Dataset items

• • • •

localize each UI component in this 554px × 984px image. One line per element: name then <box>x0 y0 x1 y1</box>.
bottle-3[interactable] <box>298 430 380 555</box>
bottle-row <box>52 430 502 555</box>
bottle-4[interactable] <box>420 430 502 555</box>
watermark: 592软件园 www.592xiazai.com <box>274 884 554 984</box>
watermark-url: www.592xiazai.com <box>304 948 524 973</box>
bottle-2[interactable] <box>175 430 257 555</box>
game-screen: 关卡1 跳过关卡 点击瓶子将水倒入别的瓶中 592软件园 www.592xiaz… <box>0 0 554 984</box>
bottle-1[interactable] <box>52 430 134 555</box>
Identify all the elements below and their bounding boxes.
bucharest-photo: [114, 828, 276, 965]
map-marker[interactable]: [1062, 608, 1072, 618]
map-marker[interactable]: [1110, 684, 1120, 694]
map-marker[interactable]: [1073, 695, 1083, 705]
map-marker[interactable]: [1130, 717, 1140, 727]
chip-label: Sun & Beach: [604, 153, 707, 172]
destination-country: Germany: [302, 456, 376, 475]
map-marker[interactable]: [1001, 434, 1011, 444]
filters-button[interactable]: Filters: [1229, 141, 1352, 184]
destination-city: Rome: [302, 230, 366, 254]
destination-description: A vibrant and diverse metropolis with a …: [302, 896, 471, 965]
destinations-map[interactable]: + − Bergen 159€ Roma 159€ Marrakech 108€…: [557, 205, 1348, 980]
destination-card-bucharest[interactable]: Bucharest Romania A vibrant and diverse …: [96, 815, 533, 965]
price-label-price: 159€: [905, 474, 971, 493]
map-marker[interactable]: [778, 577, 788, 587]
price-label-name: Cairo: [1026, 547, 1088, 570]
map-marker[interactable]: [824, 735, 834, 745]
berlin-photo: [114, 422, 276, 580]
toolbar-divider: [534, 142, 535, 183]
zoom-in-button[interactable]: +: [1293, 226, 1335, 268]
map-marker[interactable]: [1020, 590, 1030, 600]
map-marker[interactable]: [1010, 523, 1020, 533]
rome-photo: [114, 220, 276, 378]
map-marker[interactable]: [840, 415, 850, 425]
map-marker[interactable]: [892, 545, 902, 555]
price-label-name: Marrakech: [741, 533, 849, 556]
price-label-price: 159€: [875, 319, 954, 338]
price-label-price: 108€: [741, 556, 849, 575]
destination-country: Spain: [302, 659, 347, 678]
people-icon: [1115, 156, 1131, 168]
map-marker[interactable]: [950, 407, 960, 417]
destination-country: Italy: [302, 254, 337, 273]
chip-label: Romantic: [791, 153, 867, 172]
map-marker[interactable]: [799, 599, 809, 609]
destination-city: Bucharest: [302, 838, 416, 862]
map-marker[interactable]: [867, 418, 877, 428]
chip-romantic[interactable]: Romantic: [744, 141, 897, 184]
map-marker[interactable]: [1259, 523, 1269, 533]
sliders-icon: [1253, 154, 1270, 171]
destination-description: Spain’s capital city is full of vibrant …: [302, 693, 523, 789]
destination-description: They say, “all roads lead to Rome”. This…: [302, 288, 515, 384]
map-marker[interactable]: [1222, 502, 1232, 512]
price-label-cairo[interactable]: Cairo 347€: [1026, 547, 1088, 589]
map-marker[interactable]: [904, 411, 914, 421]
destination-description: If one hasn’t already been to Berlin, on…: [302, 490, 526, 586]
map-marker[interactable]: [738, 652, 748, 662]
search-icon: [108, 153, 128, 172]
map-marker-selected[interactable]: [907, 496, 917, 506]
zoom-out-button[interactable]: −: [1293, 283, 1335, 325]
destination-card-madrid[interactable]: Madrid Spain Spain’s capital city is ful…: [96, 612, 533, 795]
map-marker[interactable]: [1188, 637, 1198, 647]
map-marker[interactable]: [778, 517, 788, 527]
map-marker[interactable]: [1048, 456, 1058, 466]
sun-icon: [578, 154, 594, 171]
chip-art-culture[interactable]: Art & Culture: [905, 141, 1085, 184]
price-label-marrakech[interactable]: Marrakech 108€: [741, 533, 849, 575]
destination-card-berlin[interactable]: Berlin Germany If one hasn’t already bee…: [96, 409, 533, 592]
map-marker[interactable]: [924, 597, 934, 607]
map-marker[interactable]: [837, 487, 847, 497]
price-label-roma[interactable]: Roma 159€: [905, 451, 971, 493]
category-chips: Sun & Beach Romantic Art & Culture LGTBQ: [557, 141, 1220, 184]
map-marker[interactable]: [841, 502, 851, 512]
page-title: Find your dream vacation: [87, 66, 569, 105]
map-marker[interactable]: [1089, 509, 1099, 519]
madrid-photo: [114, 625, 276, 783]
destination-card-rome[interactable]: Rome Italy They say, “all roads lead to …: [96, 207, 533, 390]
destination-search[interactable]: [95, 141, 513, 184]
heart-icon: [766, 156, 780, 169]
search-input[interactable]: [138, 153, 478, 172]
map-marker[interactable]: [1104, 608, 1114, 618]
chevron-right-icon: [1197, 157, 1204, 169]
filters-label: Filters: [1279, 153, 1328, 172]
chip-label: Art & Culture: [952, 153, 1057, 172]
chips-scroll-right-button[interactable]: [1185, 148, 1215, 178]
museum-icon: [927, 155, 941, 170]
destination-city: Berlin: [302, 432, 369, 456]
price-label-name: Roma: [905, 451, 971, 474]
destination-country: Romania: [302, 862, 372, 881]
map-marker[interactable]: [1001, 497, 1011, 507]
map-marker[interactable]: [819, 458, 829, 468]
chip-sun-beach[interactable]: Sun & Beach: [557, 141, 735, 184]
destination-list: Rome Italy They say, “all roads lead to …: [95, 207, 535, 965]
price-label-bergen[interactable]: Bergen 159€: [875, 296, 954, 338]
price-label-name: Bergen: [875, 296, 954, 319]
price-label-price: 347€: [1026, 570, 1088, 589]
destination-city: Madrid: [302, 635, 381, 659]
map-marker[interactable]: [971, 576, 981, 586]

• • • •

**Exercise task**
Format every line of the listing above as a JSON list of strings, one string per line, leaving out blank lines.

**Answer for the task**
[
  "localize each UI component in this 554px × 984px image. One line per element: name then <box>x0 y0 x1 y1</box>.",
  "bottle-3[interactable] <box>298 430 380 555</box>",
  "bottle-row <box>52 430 502 555</box>",
  "bottle-4[interactable] <box>420 430 502 555</box>",
  "watermark: 592软件园 www.592xiazai.com <box>274 884 554 984</box>",
  "watermark-url: www.592xiazai.com <box>304 948 524 973</box>",
  "bottle-2[interactable] <box>175 430 257 555</box>",
  "game-screen: 关卡1 跳过关卡 点击瓶子将水倒入别的瓶中 592软件园 www.592xiaz… <box>0 0 554 984</box>",
  "bottle-1[interactable] <box>52 430 134 555</box>",
  "Identify all the elements below and their bounding boxes.",
  "bucharest-photo: [114, 828, 276, 965]",
  "map-marker[interactable]: [1062, 608, 1072, 618]",
  "map-marker[interactable]: [1110, 684, 1120, 694]",
  "map-marker[interactable]: [1073, 695, 1083, 705]",
  "map-marker[interactable]: [1130, 717, 1140, 727]",
  "chip-label: Sun & Beach: [604, 153, 707, 172]",
  "destination-country: Germany: [302, 456, 376, 475]",
  "map-marker[interactable]: [1001, 434, 1011, 444]",
  "filters-button[interactable]: Filters: [1229, 141, 1352, 184]",
  "destination-city: Rome: [302, 230, 366, 254]",
  "destination-description: A vibrant and diverse metropolis with a …: [302, 896, 471, 965]",
  "destinations-map[interactable]: + − Bergen 159€ Roma 159€ Marrakech 108€…: [557, 205, 1348, 980]",
  "destination-card-bucharest[interactable]: Bucharest Romania A vibrant and diverse …: [96, 815, 533, 965]",
  "price-label-price: 159€: [905, 474, 971, 493]",
  "map-marker[interactable]: [778, 577, 788, 587]",
  "price-label-name: Cairo: [1026, 547, 1088, 570]",
  "map-marker[interactable]: [824, 735, 834, 745]",
  "berlin-photo: [114, 422, 276, 580]",
  "toolbar-divider: [534, 142, 535, 183]",
  "zoom-in-button[interactable]: +: [1293, 226, 1335, 268]",
  "map-marker[interactable]: [1020, 590, 1030, 600]",
  "map-marker[interactable]: [1010, 523, 1020, 533]",
  "rome-photo: [114, 220, 276, 378]",
  "map-marker[interactable]: [840, 415, 850, 425]",
  "map-marker[interactable]: [892, 545, 902, 555]",
  "price-label-name: Marrakech: [741, 533, 849, 556]",
  "price-label-price: 159€: [875, 319, 954, 338]",
  "price-label-price: 108€: [741, 556, 849, 575]",
  "destination-country: Spain: [302, 659, 347, 678]",
  "people-icon: [1115, 156, 1131, 168]",
  "map-marker[interactable]: [950, 407, 960, 417]",
  "destination-country: Italy: [302, 254, 337, 273]",
  "chip-label: Romantic: [791, 153, 867, 172]",
  "map-marker[interactable]: [799, 599, 809, 609]",
  "destination-city: Bucharest: [302, 838, 416, 862]",
  "map-marker[interactable]: [867, 418, 877, 428]",
  "chip-romantic[interactable]: Romantic: [744, 141, 897, 184]",
  "map-marker[interactable]: [1259, 523, 1269, 533]",
  "sliders-icon: [1253, 154, 1270, 171]",
  "destination-description: Spain’s capital city is full of vibrant …: [302, 693, 523, 789]",
  "destination-description: They say, “all roads lead to Rome”. This…: [302, 288, 515, 384]",
  "map-marker[interactable]: [1222, 502, 1232, 512]",
  "price-label-cairo[interactable]: Cairo 347€: [1026, 547, 1088, 589]",
  "map-marker[interactable]: [904, 411, 914, 421]",
  "destination-description: If one hasn’t already been to Berlin, on…: [302, 490, 526, 586]",
  "map-marker[interactable]: [738, 652, 748, 662]",
  "search-icon: [108, 153, 128, 172]",
  "map-marker-selected[interactable]: [907, 496, 917, 506]",
  "zoom-out-button[interactable]: −: [1293, 283, 1335, 325]",
  "destination-card-madrid[interactable]: Madrid Spain Spain’s capital city is ful…: [96, 612, 533, 795]",
  "map-marker[interactable]: [1188, 637, 1198, 647]",
  "map-marker[interactable]: [778, 517, 788, 527]",
  "map-marker[interactable]: [1048, 456, 1058, 466]",
  "sun-icon: [578, 154, 594, 171]",
  "chip-art-culture[interactable]: Art & Culture: [905, 141, 1085, 184]",
  "price-label-marrakech[interactable]: Marrakech 108€: [741, 533, 849, 575]",
  "destination-card-berlin[interactable]: Berlin Germany If one hasn’t already bee…: [96, 409, 533, 592]",
  "map-marker[interactable]: [924, 597, 934, 607]",
  "map-marker[interactable]: [837, 487, 847, 497]",
  "price-label-roma[interactable]: Roma 159€: [905, 451, 971, 493]",
  "category-chips: Sun & Beach Romantic Art & Culture LGTBQ: [557, 141, 1220, 184]",
  "map-marker[interactable]: [841, 502, 851, 512]",
  "page-title: Find your dream vacation: [87, 66, 569, 105]",
  "map-marker[interactable]: [1089, 509, 1099, 519]",
  "madrid-photo: [114, 625, 276, 783]",
  "destination-card-rome[interactable]: Rome Italy They say, “all roads lead to …: [96, 207, 533, 390]",
  "destination-search[interactable]: [95, 141, 513, 184]",
  "heart-icon: [766, 156, 780, 169]",
  "search-input[interactable]: [138, 153, 478, 172]",
  "map-marker[interactable]: [1104, 608, 1114, 618]",
  "chevron-right-icon: [1197, 157, 1204, 169]",
  "filters-label: Filters: [1279, 153, 1328, 172]",
  "chip-label: Art & Culture: [952, 153, 1057, 172]",
  "chips-scroll-right-button[interactable]: [1185, 148, 1215, 178]",
  "museum-icon: [927, 155, 941, 170]",
  "destination-city: Berlin: [302, 432, 369, 456]",
  "price-label-name: Roma: [905, 451, 971, 474]",
  "destination-country: Romania: [302, 862, 372, 881]",
  "map-marker[interactable]: [1001, 497, 1011, 507]",
  "map-marker[interactable]: [819, 458, 829, 468]",
  "chip-sun-beach[interactable]: Sun & Beach: [557, 141, 735, 184]",
  "destination-list: Rome Italy They say, “all roads lead to …: [95, 207, 535, 965]",
  "price-label-bergen[interactable]: Bergen 159€: [875, 296, 954, 338]",
  "price-label-name: Bergen: [875, 296, 954, 319]",
  "price-label-price: 347€: [1026, 570, 1088, 589]",
  "destination-city: Madrid: [302, 635, 381, 659]",
  "map-marker[interactable]: [971, 576, 981, 586]"
]